Your task is to filter the data below down to the lines holding "JSON".

EXERCISE MATERIAL
-*-*-

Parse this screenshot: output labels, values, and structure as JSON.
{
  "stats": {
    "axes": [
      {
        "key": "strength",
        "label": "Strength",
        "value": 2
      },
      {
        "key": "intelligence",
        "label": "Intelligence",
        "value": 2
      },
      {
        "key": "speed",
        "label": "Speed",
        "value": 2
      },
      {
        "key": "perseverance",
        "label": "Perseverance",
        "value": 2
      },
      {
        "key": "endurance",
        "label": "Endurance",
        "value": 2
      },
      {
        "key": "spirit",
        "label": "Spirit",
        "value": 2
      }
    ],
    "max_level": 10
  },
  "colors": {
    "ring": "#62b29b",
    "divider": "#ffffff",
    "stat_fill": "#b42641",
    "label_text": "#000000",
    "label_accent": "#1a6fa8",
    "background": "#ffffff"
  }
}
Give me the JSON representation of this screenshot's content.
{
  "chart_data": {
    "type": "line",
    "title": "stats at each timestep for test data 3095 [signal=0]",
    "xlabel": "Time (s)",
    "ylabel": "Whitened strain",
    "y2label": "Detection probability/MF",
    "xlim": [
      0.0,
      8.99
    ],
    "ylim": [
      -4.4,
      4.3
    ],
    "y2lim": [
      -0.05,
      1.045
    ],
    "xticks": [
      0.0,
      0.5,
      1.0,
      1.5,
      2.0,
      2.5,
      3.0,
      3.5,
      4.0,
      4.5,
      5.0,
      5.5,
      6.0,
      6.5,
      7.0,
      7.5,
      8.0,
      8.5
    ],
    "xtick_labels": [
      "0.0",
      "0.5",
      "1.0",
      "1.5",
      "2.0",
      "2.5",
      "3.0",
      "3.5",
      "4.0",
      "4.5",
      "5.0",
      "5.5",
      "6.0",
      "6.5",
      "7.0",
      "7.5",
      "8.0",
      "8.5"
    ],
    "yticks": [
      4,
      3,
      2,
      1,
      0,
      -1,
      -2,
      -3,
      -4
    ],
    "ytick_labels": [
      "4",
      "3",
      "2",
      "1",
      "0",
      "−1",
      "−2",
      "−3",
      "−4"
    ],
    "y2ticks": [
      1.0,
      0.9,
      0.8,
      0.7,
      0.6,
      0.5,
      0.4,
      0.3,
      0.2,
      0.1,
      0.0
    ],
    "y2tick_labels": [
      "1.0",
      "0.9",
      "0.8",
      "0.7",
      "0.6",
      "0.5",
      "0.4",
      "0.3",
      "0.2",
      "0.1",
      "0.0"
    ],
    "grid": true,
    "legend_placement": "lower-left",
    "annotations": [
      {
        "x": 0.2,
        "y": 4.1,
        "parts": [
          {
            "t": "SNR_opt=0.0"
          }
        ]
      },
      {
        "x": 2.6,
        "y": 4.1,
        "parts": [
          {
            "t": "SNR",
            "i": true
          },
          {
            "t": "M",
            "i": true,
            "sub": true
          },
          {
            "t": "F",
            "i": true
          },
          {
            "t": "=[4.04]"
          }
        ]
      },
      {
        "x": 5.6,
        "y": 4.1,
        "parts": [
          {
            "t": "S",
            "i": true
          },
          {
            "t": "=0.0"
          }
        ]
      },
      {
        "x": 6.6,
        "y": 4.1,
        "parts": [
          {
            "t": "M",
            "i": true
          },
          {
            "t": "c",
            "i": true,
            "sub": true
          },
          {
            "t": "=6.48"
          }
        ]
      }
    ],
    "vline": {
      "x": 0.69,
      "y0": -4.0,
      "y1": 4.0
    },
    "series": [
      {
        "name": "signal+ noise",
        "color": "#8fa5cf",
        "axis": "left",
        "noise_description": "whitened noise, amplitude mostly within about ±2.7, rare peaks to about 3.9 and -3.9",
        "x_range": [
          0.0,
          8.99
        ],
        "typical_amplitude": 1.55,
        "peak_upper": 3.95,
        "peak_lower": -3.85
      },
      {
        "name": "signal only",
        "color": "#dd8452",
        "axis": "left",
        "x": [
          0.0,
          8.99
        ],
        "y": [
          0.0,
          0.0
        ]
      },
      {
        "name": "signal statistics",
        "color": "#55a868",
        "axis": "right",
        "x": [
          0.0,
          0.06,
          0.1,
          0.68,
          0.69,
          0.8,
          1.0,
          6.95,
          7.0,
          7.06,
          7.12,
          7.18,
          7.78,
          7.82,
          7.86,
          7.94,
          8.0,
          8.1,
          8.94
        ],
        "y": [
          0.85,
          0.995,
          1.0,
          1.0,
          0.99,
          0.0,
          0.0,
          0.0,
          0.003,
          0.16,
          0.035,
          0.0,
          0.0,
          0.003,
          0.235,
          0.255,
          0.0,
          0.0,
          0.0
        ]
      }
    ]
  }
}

-*-*-

TASK OUTPUT
Parse this screenshot: output labels, values, and structure as JSON.
Give me the JSON representation of this screenshot's content.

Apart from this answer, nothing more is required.